Goal
Write out the full listing again, exactly as it stands.
begin Data rows
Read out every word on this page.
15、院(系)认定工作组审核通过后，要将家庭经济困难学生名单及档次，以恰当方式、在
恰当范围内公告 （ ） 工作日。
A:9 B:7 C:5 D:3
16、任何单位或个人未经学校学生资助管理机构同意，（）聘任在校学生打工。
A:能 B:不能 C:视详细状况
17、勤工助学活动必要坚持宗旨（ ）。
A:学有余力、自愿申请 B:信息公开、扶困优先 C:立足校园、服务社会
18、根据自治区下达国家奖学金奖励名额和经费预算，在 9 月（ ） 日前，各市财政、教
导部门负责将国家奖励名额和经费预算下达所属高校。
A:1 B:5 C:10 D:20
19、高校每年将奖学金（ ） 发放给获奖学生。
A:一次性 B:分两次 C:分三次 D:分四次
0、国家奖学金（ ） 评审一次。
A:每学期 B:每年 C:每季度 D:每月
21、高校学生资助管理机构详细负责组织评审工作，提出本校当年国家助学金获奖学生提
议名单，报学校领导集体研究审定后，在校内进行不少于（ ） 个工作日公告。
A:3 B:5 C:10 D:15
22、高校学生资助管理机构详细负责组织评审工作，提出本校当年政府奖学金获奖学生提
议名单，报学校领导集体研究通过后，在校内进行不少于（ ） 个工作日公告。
end Data rows
Exercise answer
Read out every word on this page.
15、院(系)认定工作组审核通过后，要将家庭经济困难学生名单及档次，以恰当方式、在
恰当范围内公告 （ ） 工作日。
A:9 B:7 C:5 D:3
16、任何单位或个人未经学校学生资助管理机构同意，（）聘任在校学生打工。
A:能 B:不能 C:视详细状况
17、勤工助学活动必要坚持宗旨（ ）。
A:学有余力、自愿申请 B:信息公开、扶困优先 C:立足校园、服务社会
18、根据自治区下达国家奖学金奖励名额和经费预算，在 9 月（ ） 日前，各市财政、教
导部门负责将国家奖励名额和经费预算下达所属高校。
A:1 B:5 C:10 D:20
19、高校每年将奖学金（ ） 发放给获奖学生。
A:一次性 B:分两次 C:分三次 D:分四次
0、国家奖学金（ ） 评审一次。
A:每学期 B:每年 C:每季度 D:每月
21、高校学生资助管理机构详细负责组织评审工作，提出本校当年国家助学金获奖学生提
议名单，报学校领导集体研究审定后，在校内进行不少于（ ） 个工作日公告。
A:3 B:5 C:10 D:15
22、高校学生资助管理机构详细负责组织评审工作，提出本校当年政府奖学金获奖学生提
议名单，报学校领导集体研究通过后，在校内进行不少于（ ） 个工作日公告。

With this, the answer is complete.